▶ [WHAT IS ASKED] Copy each line containing the word "Altitude" from the records that follow, please.

— Start PROVIDED DATA —

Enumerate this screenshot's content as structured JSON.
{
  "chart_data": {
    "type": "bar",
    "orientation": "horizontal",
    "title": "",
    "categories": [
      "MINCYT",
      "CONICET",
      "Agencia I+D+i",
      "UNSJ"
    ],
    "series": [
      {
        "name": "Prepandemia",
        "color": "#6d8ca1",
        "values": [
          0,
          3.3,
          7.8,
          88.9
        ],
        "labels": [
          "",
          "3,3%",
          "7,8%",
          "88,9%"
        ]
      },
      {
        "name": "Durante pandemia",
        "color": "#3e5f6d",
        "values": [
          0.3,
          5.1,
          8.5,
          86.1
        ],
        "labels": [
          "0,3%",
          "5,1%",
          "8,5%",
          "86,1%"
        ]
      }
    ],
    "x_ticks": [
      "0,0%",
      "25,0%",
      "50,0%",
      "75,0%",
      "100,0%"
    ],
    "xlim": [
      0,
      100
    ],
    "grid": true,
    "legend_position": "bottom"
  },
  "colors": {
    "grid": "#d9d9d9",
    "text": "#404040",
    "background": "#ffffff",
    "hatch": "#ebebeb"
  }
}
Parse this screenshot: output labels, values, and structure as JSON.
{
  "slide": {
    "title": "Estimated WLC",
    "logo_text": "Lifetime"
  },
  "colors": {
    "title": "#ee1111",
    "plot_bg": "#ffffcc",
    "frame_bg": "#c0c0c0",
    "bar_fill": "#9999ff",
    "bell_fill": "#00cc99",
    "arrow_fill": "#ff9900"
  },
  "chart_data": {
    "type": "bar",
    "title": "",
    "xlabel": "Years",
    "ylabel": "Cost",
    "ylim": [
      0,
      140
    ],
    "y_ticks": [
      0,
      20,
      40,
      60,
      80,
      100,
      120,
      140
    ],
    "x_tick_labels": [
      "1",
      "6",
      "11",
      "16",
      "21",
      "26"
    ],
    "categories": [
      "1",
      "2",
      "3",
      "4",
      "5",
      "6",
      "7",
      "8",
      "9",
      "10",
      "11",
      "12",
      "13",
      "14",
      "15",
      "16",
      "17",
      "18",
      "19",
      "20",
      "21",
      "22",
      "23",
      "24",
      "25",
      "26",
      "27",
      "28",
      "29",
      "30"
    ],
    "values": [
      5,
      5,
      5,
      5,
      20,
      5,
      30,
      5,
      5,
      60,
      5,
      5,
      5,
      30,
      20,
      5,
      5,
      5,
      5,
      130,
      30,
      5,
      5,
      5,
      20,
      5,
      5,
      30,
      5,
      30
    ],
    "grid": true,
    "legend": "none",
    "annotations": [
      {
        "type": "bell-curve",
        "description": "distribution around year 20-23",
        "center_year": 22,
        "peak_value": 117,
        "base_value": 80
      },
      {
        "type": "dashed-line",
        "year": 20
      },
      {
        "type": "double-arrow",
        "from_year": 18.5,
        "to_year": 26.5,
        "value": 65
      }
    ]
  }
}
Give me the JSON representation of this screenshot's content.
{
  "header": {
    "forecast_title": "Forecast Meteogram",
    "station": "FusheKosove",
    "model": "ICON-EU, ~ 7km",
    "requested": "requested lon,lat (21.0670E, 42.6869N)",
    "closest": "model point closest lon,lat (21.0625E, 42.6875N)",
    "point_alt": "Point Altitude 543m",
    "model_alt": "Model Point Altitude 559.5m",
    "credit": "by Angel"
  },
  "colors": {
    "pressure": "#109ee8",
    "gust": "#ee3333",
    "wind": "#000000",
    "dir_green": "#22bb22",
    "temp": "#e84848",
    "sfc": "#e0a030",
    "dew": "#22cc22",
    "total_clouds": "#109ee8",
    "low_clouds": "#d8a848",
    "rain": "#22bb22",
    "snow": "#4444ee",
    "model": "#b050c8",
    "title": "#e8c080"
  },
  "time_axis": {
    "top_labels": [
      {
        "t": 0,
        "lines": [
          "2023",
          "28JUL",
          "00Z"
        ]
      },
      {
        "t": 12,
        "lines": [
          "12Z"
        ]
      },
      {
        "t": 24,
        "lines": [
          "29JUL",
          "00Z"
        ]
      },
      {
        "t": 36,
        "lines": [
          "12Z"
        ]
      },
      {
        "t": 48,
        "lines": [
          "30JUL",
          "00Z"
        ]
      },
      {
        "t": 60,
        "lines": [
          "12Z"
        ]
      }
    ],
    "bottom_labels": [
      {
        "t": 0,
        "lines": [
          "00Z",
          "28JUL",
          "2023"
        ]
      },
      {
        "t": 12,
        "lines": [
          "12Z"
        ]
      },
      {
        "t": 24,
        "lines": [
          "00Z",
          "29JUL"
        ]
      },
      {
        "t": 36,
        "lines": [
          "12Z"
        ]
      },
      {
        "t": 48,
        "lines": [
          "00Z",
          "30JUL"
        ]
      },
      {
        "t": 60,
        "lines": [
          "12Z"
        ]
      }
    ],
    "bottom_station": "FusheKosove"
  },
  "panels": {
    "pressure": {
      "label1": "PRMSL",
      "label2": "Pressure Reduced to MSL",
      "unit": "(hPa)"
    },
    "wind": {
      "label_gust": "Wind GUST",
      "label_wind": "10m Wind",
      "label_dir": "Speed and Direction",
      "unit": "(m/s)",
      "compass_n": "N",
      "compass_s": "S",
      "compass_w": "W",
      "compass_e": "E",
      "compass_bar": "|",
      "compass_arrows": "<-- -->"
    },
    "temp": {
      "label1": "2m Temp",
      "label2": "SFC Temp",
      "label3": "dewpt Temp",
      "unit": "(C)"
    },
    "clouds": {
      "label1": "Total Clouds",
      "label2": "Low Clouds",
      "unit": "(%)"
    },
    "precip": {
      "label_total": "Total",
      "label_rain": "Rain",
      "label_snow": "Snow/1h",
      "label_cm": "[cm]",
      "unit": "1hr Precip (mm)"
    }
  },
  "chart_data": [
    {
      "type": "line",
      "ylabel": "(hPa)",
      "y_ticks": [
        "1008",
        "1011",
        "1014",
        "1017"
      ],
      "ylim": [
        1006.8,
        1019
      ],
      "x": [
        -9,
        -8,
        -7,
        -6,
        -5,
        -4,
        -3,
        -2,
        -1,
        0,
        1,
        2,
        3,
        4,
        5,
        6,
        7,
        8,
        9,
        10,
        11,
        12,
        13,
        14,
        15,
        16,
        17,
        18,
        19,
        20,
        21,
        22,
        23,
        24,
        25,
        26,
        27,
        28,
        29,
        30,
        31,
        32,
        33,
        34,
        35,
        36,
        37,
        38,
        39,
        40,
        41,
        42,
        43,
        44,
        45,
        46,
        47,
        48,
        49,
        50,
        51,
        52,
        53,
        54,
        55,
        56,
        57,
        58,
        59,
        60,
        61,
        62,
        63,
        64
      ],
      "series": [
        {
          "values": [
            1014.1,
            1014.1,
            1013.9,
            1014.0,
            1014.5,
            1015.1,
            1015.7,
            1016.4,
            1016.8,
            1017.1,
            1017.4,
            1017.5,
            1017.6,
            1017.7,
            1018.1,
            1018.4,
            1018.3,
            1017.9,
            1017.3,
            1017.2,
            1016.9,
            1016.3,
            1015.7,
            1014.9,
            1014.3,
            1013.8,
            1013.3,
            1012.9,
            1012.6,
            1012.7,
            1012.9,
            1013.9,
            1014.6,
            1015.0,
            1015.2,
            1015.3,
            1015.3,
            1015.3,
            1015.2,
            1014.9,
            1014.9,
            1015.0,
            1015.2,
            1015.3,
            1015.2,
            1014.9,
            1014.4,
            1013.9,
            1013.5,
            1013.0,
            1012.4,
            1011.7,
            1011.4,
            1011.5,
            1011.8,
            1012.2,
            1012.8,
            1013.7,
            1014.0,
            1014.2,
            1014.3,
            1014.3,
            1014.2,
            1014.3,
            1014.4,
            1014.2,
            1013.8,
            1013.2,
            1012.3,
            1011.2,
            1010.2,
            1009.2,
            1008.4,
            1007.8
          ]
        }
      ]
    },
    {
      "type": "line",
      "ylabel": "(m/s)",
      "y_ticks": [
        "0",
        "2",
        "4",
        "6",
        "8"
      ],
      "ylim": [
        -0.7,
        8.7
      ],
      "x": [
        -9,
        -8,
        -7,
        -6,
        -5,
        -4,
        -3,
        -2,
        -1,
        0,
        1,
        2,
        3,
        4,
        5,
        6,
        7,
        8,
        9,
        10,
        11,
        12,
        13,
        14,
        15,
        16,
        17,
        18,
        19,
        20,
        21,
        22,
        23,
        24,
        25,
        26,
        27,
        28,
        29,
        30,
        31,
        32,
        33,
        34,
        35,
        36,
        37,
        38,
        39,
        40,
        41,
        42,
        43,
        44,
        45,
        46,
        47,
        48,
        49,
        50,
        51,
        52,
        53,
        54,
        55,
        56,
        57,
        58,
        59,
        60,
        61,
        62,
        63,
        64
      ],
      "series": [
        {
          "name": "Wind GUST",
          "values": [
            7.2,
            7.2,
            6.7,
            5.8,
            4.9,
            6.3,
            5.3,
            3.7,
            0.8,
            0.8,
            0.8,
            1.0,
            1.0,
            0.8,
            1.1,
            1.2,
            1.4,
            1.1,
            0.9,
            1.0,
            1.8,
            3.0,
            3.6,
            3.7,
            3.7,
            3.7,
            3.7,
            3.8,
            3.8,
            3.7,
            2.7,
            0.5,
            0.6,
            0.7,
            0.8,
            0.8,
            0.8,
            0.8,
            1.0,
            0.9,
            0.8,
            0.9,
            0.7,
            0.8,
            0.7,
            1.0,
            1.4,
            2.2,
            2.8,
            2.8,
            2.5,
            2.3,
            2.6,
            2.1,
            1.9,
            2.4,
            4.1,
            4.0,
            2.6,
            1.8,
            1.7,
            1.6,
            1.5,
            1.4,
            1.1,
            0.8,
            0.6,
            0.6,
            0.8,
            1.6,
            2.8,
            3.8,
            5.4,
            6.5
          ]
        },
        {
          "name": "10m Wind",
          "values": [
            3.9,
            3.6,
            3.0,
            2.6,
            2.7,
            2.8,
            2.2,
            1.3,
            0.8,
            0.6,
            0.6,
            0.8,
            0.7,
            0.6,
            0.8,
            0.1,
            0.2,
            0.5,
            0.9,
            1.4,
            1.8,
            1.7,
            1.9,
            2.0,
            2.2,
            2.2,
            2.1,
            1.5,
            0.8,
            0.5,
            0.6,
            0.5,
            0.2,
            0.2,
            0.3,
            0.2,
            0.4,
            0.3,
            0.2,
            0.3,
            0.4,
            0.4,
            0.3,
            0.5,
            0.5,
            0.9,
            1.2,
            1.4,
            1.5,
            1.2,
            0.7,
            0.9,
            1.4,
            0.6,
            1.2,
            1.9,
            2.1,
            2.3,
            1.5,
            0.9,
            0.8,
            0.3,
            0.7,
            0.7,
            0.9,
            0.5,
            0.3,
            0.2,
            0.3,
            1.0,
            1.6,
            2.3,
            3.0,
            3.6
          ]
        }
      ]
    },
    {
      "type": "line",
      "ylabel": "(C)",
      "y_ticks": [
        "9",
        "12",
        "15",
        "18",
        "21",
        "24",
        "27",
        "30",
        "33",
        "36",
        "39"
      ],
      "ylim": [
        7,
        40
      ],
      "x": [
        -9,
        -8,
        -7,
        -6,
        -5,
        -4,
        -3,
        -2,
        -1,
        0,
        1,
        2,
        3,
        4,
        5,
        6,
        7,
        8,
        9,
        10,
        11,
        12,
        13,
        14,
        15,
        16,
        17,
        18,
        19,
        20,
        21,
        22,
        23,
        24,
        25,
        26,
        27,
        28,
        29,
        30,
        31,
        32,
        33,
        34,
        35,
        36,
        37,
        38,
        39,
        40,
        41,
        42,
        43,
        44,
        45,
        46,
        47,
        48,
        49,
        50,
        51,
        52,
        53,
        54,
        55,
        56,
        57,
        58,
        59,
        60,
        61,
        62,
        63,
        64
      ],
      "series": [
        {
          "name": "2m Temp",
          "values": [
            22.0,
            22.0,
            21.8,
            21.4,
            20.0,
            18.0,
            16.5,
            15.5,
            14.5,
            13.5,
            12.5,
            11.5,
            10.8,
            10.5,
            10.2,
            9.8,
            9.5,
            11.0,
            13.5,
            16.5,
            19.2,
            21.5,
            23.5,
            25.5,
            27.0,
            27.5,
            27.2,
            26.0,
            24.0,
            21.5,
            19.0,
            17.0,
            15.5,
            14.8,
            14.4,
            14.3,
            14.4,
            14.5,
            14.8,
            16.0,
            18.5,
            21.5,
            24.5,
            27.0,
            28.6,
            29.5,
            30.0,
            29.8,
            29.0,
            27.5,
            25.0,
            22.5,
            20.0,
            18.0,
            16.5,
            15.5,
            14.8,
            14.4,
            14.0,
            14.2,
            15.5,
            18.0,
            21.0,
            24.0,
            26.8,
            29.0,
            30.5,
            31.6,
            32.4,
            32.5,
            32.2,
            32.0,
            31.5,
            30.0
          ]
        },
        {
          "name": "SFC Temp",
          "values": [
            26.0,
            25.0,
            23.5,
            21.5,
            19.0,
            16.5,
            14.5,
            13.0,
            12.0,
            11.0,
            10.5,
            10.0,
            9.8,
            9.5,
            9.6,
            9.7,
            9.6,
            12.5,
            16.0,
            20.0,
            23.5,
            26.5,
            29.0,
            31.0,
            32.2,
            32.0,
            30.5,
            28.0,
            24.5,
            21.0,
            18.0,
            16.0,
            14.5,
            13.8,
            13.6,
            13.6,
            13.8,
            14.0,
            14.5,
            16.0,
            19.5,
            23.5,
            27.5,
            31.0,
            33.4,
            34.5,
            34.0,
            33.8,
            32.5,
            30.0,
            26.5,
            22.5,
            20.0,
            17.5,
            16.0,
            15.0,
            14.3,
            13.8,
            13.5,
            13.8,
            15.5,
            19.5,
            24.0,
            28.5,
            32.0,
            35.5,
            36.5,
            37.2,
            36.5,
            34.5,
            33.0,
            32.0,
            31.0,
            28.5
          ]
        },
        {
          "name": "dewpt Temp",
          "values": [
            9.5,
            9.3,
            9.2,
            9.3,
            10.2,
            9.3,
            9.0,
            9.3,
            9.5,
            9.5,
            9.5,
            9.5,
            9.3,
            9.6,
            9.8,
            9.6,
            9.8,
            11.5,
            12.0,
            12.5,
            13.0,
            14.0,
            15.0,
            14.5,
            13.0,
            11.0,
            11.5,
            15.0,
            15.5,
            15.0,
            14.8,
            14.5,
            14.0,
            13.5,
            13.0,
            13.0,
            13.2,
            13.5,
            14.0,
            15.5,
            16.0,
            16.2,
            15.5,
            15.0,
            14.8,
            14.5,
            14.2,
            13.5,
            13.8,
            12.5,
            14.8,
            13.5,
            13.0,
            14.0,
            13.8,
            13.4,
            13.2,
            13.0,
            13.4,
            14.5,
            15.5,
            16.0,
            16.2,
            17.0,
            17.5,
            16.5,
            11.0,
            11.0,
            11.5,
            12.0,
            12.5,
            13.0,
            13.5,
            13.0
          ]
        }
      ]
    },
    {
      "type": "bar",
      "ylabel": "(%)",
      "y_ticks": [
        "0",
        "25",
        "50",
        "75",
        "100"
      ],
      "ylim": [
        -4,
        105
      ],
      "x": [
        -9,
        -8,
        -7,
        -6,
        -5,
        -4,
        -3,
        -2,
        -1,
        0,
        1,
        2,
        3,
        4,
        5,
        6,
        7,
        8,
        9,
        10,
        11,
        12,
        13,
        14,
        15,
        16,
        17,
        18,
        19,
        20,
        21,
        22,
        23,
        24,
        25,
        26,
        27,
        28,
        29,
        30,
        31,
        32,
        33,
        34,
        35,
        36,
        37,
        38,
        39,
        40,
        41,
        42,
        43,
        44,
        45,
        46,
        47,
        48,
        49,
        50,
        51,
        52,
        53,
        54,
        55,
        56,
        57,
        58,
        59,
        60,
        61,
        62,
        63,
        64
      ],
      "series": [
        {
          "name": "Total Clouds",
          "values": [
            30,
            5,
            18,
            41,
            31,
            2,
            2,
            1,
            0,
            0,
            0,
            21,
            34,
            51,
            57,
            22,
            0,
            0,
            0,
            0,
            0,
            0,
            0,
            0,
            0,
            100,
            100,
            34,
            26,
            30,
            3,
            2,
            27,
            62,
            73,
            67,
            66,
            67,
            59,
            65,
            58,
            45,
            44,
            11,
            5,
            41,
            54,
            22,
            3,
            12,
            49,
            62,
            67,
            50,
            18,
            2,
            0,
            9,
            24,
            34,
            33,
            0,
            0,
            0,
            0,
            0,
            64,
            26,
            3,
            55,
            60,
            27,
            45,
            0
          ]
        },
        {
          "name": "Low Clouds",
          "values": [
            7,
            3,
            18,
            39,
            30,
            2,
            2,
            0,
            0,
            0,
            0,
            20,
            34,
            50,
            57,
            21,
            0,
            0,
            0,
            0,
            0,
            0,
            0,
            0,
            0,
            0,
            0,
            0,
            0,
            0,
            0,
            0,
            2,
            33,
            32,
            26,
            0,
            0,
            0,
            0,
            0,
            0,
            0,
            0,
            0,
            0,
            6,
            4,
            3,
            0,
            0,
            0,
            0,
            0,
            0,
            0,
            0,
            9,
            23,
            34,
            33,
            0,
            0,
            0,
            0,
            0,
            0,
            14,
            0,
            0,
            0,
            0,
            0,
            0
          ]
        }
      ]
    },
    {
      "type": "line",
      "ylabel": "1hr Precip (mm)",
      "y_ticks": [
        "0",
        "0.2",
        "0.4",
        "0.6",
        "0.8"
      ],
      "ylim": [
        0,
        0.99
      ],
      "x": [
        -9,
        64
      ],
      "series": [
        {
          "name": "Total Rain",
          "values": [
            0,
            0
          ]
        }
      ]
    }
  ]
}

— End PROVIDED DATA —

▶ [RESPONSE]
    "point_alt": "Point Altitude 543m",
    "model_alt": "Model Point Altitude 559.5m",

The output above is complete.